OBJECTIVE
Pictures in the records should not be copied, but every other part must be repeated exactly.

STORED RECORDS
+---+

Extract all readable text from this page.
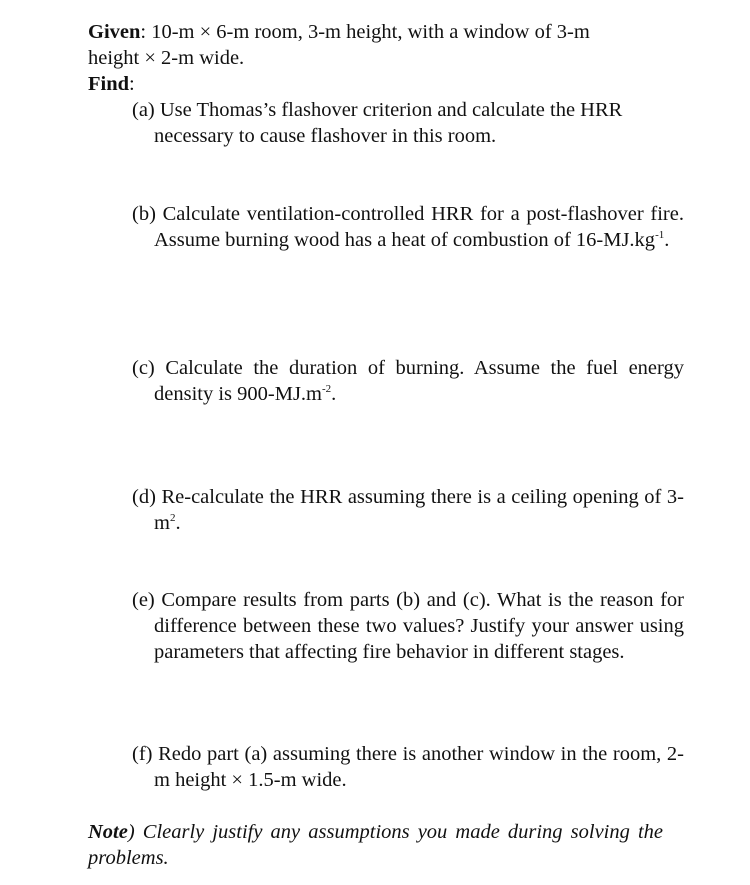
Given: 10-m × 6-m room, 3-m height, with a window of 3-m
height × 2-m wide.
Find:
(a) Use Thomas’s flashover criterion and calculate the HRR
necessary to cause flashover in this room.
(b) Calculate ventilation-controlled HRR for a post-flashover fire. Assume burning wood has a heat of combustion of $16-MJ.kg^{-1}$.
(c) Calculate the duration of burning. Assume the fuel energy density is $900-MJ.m^{-2}$.
(d) Re-calculate the HRR assuming there is a ceiling opening of $3-m^2$.
(e) Compare results from parts (b) and (c). What is the reason for difference between these two values? Justify your answer using parameters that affecting fire behavior in different stages.
(f) Redo part (a) assuming there is another window in the room, 2-m height × 1.5-m wide.
Note) Clearly justify any assumptions you made during solving the problems.
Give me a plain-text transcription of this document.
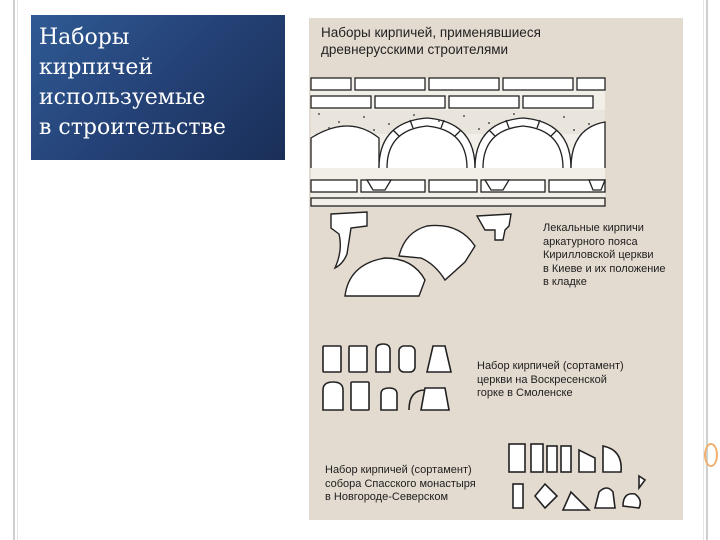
Наборы
кирпичей
используемые
в строительстве
Наборы кирпичей, применявшиеся
древнерусскими строителями
Лекальные кирпичи
аркатурного пояса
Кирилловской церкви
в Киеве и их положение
в кладке
Набор кирпичей (сортамент)
церкви на Воскресенской
горке в Смоленске
Набор кирпичей (сортамент)
собора Спасского монастыря
в Новгороде-Северском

+---+

COMPLETE ANSWER
Extract all readable text from this page.
Given: 10-m × 6-m room, 3-m height, with a window of 3-m
height × 2-m wide.
Find:
(a) Use Thomas’s flashover criterion and calculate the HRR
necessary to cause flashover in this room.
(b) Calculate ventilation-controlled HRR for a post-flashover fire. Assume burning wood has a heat of combustion of $16-MJ.kg^{-1}$.
(c) Calculate the duration of burning. Assume the fuel energy density is $900-MJ.m^{-2}$.
(d) Re-calculate the HRR assuming there is a ceiling opening of $3-m^2$.
(e) Compare results from parts (b) and (c). What is the reason for difference between these two values? Justify your answer using parameters that affecting fire behavior in different stages.
(f) Redo part (a) assuming there is another window in the room, 2-m height × 1.5-m wide.
Note) Clearly justify any assumptions you made during solving the problems.
Give me a plain-text transcription of this document.
Наборы
кирпичей
используемые
в строительстве
Наборы кирпичей, применявшиеся
древнерусскими строителями
Лекальные кирпичи
аркатурного пояса
Кирилловской церкви
в Киеве и их положение
в кладке
Набор кирпичей (сортамент)
церкви на Воскресенской
горке в Смоленске
Набор кирпичей (сортамент)
собора Спасского монастыря
в Новгороде-Северском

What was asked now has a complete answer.